[Items from a data source]
__________________________________________________

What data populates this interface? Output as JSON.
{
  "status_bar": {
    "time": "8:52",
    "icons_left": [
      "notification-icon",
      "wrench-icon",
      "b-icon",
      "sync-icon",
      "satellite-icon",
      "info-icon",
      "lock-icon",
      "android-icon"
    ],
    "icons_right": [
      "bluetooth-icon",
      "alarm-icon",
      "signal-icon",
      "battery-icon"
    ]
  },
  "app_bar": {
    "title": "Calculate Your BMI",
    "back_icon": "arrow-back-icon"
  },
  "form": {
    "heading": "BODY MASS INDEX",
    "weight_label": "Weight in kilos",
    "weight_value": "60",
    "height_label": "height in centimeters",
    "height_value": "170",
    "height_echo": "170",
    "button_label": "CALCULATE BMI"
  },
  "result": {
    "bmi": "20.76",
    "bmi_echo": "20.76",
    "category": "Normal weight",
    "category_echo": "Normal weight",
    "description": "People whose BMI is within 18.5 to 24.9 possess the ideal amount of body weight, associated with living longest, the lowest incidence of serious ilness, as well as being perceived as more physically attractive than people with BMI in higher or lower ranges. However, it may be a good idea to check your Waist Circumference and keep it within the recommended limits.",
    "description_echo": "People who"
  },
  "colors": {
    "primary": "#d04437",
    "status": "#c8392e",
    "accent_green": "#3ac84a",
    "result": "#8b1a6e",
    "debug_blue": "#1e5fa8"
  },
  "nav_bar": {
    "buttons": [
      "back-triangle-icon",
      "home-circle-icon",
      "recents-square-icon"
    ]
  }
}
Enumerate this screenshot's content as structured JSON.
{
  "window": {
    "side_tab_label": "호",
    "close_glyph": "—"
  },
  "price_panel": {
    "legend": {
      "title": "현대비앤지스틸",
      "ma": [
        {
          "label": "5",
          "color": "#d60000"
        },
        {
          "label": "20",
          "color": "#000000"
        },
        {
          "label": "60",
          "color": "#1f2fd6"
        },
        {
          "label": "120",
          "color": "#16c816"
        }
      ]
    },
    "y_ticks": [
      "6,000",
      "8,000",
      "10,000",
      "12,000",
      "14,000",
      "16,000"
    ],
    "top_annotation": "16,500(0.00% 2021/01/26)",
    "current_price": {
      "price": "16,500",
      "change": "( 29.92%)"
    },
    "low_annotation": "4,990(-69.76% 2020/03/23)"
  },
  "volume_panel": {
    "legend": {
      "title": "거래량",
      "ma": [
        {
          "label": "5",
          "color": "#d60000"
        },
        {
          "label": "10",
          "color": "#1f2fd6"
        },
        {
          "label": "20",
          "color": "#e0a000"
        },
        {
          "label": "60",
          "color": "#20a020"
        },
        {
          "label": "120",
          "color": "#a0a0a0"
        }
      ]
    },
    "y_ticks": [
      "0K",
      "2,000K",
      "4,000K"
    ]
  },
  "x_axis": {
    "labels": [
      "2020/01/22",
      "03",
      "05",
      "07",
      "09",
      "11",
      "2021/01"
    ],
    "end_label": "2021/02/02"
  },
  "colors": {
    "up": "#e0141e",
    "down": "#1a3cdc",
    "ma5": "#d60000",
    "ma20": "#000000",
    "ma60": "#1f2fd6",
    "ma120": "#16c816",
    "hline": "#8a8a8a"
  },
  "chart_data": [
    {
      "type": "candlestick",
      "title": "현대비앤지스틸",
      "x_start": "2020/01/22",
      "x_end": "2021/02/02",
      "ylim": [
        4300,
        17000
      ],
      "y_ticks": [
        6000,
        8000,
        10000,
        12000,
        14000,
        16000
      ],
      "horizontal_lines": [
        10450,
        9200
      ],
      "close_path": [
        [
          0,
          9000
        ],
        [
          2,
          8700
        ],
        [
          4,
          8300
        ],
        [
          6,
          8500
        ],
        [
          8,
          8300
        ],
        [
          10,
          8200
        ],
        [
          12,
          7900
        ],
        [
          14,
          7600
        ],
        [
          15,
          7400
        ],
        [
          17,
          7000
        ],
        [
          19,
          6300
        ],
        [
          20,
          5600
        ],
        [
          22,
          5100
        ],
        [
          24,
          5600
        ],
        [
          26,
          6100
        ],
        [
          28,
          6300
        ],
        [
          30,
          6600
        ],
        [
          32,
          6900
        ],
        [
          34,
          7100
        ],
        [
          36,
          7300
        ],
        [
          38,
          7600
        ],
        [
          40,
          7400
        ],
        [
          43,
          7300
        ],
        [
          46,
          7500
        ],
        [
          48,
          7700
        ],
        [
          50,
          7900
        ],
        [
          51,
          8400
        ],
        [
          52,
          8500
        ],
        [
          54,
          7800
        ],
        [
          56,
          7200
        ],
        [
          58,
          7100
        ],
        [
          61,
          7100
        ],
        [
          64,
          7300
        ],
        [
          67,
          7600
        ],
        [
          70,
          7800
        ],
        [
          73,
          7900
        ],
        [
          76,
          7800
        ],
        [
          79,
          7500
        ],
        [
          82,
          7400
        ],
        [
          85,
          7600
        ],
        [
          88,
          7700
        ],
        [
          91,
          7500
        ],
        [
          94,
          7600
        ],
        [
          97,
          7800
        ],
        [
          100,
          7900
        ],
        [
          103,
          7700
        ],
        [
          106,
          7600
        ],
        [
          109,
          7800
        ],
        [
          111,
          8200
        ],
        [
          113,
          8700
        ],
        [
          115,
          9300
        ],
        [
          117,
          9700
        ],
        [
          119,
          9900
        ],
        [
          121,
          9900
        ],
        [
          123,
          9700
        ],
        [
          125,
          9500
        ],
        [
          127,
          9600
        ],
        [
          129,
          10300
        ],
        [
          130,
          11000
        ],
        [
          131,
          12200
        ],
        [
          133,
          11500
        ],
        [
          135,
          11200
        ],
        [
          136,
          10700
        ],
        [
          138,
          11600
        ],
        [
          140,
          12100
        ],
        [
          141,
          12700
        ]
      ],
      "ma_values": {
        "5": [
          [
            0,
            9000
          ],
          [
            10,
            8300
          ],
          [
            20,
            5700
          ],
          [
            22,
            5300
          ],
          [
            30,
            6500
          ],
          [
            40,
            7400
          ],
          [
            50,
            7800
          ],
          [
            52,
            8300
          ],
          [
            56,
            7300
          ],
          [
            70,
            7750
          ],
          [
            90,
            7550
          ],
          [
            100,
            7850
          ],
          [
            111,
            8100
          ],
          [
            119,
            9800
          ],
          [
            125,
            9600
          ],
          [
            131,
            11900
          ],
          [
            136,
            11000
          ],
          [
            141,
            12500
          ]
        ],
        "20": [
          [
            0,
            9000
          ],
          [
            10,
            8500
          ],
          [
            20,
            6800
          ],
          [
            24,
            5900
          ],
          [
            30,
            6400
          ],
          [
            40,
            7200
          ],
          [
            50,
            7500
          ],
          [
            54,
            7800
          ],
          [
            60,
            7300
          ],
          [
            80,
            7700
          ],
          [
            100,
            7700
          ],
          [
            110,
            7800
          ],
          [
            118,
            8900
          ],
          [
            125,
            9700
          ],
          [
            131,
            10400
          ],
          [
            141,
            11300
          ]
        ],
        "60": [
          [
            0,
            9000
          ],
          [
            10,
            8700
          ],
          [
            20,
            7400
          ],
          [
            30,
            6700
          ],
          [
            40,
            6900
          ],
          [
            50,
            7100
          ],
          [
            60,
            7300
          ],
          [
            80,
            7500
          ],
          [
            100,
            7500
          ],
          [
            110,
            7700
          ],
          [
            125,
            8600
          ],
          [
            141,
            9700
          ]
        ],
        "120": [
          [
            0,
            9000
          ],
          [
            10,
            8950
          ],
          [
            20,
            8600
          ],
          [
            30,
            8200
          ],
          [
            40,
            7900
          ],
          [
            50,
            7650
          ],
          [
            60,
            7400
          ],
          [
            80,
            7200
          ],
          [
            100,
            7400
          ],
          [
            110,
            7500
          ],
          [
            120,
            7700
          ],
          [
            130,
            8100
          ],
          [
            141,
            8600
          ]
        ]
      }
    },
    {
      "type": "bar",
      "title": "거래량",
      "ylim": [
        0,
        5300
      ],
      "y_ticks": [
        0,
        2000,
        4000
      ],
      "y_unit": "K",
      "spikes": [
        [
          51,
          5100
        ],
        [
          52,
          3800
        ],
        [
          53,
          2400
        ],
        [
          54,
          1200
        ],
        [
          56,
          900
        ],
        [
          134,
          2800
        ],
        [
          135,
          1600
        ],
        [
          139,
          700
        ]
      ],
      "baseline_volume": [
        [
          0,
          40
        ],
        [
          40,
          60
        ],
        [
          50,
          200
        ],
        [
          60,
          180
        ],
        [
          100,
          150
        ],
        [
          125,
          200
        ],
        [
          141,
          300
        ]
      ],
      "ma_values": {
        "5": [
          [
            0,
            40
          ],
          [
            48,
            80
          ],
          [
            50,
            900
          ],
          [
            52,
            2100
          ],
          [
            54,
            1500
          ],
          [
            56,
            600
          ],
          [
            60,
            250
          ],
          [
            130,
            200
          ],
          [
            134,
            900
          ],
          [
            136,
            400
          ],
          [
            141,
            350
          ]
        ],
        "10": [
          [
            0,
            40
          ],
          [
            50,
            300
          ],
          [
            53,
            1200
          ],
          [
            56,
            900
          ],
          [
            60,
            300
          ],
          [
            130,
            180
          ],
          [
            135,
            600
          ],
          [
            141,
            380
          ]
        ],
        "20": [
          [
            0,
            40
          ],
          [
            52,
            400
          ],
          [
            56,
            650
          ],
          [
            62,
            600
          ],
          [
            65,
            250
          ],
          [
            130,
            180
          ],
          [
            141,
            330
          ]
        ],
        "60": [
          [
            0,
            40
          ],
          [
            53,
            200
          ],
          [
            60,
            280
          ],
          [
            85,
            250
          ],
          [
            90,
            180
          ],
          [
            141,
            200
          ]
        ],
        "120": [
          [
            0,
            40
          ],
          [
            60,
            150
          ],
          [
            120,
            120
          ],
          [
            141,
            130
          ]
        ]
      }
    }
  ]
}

__________________________________________________

### Task brief
Using the listing above, return all lines where the word "back" occurs.

### Response
    "back_icon": "arrow-back-icon"
      "back-triangle-icon",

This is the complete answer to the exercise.